>> START Records

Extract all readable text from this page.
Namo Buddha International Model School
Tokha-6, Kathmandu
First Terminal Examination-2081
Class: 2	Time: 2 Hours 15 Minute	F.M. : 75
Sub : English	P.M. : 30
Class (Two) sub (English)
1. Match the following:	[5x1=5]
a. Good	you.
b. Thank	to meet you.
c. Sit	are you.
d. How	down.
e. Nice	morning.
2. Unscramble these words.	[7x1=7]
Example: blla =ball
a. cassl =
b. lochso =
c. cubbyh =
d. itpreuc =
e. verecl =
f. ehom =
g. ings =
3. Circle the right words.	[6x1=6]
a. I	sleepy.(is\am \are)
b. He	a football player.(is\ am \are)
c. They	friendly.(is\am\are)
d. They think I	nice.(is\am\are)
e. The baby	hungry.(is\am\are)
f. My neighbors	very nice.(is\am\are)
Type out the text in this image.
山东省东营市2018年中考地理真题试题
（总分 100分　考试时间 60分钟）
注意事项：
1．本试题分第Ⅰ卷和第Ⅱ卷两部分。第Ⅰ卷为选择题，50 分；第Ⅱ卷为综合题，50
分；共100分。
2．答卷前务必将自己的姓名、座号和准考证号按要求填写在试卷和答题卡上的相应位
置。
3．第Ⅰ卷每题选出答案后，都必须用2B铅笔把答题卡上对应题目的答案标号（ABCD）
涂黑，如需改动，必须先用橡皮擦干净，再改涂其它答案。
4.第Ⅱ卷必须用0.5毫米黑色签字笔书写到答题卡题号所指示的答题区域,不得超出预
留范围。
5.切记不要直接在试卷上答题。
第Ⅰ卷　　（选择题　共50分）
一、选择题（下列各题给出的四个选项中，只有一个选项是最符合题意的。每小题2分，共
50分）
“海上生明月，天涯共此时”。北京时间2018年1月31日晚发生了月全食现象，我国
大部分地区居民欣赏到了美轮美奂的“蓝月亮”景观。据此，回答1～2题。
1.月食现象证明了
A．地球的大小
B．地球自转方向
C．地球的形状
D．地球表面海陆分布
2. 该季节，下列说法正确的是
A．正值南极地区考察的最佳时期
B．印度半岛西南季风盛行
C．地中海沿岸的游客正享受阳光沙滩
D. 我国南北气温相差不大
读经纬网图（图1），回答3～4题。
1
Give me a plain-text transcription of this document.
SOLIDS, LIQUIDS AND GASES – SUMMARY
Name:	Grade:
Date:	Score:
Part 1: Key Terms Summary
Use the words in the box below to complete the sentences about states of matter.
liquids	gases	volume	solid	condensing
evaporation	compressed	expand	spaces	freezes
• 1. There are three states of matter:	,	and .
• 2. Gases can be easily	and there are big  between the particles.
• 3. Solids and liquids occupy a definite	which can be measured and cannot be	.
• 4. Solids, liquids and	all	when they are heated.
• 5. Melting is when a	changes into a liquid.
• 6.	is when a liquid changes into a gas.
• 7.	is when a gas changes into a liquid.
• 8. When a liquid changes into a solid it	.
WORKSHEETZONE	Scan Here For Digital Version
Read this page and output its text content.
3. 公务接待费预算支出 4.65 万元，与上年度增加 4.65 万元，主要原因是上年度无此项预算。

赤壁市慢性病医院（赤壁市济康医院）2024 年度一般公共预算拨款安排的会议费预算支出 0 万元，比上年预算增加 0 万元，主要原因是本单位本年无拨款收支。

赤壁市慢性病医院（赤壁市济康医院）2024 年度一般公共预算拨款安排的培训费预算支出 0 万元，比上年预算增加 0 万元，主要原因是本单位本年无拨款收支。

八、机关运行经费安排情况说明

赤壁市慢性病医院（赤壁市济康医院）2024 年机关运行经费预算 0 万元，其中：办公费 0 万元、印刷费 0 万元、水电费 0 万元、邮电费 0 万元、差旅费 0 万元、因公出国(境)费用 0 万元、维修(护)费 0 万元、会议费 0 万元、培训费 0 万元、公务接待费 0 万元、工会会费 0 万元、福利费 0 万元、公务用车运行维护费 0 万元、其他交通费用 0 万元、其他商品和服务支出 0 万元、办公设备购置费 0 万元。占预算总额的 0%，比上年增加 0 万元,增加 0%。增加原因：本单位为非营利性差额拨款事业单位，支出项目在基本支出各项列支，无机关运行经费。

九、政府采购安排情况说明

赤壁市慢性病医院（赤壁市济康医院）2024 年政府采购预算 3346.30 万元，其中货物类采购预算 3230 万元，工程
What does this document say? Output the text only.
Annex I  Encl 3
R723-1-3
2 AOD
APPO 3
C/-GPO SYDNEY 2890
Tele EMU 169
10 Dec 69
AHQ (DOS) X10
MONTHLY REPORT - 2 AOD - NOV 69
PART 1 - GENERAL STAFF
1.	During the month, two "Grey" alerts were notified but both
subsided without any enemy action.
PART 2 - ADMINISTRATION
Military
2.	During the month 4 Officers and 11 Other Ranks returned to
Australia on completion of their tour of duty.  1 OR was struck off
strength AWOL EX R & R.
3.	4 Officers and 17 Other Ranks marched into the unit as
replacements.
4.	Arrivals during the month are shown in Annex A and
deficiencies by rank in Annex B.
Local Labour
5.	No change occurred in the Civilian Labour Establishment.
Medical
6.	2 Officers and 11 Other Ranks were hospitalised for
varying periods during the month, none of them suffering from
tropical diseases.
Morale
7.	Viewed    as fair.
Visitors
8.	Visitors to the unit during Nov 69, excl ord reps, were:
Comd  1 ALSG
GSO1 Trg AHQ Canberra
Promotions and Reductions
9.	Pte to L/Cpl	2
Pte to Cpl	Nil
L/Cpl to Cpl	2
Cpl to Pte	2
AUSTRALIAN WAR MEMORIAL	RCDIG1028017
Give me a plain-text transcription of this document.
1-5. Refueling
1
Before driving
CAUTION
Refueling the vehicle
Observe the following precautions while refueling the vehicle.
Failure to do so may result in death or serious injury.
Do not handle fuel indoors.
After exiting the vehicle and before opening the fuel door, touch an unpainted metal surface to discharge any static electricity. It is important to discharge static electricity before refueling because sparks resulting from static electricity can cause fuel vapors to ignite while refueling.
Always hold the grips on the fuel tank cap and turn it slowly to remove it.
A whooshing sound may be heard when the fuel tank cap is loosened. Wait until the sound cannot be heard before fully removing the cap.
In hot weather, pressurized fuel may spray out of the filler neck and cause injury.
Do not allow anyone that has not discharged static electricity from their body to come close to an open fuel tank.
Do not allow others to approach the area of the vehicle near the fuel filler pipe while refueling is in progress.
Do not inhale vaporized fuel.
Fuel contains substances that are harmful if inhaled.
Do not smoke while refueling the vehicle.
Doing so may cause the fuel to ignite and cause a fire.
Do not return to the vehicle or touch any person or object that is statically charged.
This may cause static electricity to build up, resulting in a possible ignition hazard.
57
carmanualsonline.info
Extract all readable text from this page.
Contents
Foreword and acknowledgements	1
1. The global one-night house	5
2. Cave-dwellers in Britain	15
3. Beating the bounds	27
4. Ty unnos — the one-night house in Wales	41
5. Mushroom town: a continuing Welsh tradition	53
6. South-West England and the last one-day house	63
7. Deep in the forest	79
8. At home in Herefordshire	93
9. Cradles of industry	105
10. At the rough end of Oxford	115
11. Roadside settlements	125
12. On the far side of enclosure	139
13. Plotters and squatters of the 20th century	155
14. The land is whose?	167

>> END Records

State the count of lines above containing the string "into", and add nothing to it.

* Written solution
5